= What is required =
Report each line of the data that has "JSON" somewhere in it.

* Begin Information provided *

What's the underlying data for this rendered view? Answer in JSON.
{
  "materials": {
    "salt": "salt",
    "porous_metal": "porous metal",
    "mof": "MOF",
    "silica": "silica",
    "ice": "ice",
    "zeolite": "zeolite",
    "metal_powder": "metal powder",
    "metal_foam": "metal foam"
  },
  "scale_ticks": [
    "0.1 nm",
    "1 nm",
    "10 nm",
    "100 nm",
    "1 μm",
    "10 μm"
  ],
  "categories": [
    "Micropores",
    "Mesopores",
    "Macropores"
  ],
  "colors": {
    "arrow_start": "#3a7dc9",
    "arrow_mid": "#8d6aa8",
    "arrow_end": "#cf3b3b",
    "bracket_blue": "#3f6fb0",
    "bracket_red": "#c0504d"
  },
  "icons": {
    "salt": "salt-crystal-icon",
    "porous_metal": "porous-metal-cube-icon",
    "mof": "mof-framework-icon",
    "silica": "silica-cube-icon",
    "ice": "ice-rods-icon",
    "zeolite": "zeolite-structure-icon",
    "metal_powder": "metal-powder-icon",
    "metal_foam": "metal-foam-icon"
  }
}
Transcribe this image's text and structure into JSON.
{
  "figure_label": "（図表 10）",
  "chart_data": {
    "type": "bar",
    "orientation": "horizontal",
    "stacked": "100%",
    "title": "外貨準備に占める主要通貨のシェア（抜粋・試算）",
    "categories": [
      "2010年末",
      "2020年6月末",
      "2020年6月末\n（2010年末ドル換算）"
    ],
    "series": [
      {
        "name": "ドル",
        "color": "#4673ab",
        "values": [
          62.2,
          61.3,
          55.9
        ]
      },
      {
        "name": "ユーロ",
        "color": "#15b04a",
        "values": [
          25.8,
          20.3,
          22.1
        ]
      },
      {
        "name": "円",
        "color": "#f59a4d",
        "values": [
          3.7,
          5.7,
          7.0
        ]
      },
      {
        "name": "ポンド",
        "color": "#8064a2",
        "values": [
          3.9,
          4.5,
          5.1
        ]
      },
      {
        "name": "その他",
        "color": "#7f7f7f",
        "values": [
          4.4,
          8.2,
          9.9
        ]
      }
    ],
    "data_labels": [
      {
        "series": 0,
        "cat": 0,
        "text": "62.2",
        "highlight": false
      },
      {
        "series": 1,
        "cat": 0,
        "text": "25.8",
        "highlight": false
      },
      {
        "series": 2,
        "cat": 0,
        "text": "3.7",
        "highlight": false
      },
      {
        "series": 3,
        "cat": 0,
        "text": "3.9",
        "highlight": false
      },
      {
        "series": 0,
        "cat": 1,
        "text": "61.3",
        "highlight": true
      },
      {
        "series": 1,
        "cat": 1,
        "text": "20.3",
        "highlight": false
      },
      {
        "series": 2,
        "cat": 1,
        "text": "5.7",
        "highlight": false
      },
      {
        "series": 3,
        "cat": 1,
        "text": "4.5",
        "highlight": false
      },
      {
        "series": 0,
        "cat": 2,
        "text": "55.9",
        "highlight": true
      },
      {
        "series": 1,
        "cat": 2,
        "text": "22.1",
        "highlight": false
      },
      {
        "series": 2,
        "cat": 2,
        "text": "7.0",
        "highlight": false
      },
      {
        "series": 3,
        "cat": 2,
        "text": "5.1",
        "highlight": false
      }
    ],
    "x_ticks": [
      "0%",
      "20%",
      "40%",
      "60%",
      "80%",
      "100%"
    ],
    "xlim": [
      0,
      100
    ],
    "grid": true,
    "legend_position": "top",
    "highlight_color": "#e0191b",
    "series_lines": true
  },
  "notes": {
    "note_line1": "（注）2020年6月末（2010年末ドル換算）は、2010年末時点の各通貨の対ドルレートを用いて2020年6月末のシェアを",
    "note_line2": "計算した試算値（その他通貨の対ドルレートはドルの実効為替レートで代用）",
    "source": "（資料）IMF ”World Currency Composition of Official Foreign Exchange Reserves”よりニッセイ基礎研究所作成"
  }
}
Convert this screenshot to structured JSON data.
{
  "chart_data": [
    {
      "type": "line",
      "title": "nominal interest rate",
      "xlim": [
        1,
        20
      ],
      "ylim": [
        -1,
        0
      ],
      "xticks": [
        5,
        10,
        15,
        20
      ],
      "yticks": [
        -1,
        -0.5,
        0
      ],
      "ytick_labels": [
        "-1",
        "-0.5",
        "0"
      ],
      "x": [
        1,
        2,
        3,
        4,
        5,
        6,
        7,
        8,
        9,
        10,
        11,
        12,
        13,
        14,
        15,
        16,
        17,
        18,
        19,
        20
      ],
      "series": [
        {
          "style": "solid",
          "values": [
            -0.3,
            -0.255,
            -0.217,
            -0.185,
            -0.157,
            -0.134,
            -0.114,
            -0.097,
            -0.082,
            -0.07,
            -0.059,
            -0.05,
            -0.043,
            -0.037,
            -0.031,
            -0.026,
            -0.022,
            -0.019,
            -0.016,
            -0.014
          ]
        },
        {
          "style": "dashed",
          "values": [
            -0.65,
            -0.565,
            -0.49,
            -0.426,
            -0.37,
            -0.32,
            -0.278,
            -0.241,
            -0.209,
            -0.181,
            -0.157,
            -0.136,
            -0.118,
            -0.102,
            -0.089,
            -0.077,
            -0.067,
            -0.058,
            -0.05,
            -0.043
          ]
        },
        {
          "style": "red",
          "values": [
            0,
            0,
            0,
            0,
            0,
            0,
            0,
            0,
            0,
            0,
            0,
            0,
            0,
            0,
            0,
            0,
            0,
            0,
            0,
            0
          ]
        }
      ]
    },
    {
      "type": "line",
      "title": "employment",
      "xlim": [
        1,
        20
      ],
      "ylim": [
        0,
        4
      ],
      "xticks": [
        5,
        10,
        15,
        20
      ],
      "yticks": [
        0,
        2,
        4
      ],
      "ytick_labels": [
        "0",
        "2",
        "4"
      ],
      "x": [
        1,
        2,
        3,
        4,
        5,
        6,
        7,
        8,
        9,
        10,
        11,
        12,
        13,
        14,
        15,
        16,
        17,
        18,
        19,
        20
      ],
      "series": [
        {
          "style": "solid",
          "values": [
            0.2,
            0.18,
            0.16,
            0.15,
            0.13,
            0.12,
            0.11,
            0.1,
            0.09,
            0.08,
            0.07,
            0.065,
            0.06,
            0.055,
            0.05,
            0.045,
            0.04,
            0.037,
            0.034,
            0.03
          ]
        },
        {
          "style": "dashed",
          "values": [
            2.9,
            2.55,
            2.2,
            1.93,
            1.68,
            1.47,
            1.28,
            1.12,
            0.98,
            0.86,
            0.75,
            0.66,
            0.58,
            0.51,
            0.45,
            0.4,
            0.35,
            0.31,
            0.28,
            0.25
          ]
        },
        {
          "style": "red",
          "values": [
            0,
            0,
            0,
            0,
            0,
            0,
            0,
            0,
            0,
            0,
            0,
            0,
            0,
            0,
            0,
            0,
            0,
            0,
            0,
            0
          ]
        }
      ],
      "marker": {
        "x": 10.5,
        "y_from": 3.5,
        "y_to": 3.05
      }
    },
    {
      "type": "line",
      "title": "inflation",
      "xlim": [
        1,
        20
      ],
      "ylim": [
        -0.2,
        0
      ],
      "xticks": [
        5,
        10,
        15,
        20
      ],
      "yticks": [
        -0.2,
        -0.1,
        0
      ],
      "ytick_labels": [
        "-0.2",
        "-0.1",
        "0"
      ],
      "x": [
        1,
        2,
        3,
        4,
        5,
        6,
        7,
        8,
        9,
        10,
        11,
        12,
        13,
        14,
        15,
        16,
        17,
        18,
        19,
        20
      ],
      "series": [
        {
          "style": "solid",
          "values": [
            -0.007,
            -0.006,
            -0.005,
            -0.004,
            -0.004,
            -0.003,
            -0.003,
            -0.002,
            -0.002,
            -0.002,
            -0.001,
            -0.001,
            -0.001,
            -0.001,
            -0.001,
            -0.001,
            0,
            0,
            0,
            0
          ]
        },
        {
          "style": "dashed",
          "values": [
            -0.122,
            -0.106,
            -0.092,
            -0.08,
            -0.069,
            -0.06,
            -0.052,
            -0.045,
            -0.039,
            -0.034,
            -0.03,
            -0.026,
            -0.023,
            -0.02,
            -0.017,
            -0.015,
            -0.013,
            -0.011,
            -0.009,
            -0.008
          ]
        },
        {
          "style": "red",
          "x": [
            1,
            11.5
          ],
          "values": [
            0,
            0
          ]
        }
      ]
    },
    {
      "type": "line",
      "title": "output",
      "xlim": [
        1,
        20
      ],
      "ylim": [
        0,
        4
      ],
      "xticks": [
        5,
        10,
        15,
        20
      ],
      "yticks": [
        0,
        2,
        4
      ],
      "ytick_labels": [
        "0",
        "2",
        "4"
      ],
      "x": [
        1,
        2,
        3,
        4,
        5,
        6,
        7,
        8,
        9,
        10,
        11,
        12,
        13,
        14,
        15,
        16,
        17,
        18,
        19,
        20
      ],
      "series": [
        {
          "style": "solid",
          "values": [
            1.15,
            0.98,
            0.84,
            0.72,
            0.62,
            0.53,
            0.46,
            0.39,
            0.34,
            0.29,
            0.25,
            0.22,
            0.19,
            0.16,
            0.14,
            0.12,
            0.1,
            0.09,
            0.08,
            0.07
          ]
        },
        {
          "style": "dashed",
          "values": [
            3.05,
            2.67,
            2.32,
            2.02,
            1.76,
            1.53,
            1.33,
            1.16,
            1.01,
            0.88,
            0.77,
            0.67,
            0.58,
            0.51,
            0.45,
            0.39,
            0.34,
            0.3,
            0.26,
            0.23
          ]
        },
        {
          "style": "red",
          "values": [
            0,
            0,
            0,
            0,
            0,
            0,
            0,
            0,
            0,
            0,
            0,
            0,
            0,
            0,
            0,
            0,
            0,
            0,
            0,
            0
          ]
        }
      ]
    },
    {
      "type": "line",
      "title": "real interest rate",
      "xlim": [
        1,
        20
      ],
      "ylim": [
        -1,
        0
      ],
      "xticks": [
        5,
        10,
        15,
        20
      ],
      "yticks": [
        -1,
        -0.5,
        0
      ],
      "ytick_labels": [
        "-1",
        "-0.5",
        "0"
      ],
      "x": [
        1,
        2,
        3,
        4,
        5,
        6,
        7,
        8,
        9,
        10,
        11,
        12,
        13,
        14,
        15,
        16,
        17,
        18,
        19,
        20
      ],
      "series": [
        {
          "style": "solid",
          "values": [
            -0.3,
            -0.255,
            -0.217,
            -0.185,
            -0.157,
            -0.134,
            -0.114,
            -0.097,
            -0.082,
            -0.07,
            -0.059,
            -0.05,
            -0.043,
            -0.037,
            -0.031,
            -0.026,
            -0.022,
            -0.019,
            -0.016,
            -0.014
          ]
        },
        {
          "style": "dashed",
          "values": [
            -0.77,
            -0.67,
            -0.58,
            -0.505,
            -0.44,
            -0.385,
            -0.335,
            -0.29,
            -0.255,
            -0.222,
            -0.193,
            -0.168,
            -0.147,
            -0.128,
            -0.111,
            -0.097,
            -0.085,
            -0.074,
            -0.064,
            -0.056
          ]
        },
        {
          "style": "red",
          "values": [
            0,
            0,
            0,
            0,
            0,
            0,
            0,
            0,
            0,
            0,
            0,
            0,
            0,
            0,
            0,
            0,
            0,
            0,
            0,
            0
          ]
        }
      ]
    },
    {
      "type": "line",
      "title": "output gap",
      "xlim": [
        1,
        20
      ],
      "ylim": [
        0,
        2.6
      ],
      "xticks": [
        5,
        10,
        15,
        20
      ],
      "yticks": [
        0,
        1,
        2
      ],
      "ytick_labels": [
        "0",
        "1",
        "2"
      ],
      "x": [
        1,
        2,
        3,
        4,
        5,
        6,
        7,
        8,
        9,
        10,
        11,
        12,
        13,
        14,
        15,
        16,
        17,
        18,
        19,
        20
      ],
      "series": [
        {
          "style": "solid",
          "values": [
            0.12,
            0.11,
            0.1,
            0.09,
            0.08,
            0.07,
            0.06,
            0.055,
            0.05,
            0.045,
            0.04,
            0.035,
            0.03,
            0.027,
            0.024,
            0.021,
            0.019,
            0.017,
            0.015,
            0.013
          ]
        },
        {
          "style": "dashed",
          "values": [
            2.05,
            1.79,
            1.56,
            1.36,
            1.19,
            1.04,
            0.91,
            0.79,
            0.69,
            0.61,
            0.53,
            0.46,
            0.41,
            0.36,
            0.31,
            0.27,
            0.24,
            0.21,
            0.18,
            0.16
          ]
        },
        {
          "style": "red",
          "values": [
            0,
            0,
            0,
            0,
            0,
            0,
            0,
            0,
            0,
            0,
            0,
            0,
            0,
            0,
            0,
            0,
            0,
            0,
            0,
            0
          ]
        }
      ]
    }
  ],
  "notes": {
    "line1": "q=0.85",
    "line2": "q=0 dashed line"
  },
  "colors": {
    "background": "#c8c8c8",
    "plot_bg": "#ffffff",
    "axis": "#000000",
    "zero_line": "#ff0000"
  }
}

* End Information provided *

= Reply =
What's the underlying data for this rendered view? Answer in JSON.
Transcribe this image's text and structure into JSON.
Convert this screenshot to structured JSON data.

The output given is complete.